**SHORT TASK:** Copy out all lines in the data below containing the string "operacional".

::::::

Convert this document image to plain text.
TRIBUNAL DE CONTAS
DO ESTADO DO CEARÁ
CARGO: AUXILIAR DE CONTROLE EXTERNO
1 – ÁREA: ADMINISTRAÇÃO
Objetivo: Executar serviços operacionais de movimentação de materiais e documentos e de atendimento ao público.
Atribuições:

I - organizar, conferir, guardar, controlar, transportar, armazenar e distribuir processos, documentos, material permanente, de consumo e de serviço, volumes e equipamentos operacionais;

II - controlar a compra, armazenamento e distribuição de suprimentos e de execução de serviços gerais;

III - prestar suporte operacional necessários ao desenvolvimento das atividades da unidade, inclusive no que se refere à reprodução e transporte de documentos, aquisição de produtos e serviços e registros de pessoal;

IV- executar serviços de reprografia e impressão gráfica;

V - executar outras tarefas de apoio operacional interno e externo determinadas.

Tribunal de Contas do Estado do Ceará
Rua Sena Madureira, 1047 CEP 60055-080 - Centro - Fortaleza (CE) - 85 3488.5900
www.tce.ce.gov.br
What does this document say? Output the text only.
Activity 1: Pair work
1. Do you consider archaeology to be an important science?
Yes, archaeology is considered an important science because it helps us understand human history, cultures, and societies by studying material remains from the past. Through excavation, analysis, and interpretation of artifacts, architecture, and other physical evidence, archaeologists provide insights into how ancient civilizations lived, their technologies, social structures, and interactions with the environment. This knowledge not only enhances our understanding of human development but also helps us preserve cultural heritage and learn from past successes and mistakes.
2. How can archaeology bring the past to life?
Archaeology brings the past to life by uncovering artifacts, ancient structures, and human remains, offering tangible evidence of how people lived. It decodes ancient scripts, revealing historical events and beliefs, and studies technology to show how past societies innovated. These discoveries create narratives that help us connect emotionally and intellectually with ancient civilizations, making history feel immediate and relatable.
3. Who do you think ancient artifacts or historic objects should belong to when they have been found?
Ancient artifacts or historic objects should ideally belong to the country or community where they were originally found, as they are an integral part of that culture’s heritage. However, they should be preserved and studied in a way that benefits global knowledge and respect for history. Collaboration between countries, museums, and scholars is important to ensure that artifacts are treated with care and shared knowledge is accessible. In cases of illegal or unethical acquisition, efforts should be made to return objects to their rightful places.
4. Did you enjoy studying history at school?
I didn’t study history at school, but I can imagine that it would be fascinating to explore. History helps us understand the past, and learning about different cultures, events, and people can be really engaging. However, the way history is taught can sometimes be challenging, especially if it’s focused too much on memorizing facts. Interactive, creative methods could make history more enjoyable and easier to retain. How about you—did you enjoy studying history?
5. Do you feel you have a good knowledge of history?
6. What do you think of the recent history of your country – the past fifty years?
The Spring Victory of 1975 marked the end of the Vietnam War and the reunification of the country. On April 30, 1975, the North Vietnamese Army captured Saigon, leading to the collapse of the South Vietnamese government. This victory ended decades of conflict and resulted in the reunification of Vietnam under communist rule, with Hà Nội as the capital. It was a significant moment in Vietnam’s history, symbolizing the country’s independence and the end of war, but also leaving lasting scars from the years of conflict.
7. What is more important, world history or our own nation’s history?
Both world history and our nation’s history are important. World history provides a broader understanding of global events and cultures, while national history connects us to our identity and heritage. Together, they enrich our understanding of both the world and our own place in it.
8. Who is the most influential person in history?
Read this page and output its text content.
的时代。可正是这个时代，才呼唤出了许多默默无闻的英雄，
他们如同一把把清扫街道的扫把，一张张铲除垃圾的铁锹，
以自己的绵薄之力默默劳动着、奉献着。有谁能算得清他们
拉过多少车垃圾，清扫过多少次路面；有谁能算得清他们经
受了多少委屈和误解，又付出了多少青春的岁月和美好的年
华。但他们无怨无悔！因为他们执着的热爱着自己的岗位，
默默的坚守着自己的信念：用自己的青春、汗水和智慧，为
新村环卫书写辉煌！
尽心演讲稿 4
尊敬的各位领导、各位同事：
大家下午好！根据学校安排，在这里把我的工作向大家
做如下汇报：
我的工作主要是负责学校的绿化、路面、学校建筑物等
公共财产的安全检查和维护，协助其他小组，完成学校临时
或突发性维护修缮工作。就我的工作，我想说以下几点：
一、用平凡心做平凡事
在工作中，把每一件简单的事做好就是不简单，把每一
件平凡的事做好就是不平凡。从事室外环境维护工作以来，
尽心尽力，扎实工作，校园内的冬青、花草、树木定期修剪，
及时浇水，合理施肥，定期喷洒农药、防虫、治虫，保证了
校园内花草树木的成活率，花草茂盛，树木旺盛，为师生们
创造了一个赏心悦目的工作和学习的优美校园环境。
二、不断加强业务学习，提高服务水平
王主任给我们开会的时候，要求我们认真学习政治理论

::::::

**TASK SOLUTION:**
III - prestar suporte operacional necessários ao desenvolvimento das atividades da unidade, inclusive no que se refere à reprodução e transporte de documentos, aquisição de produtos e serviços e registros de pessoal;
V - executar outras tarefas de apoio operacional interno e externo determinadas.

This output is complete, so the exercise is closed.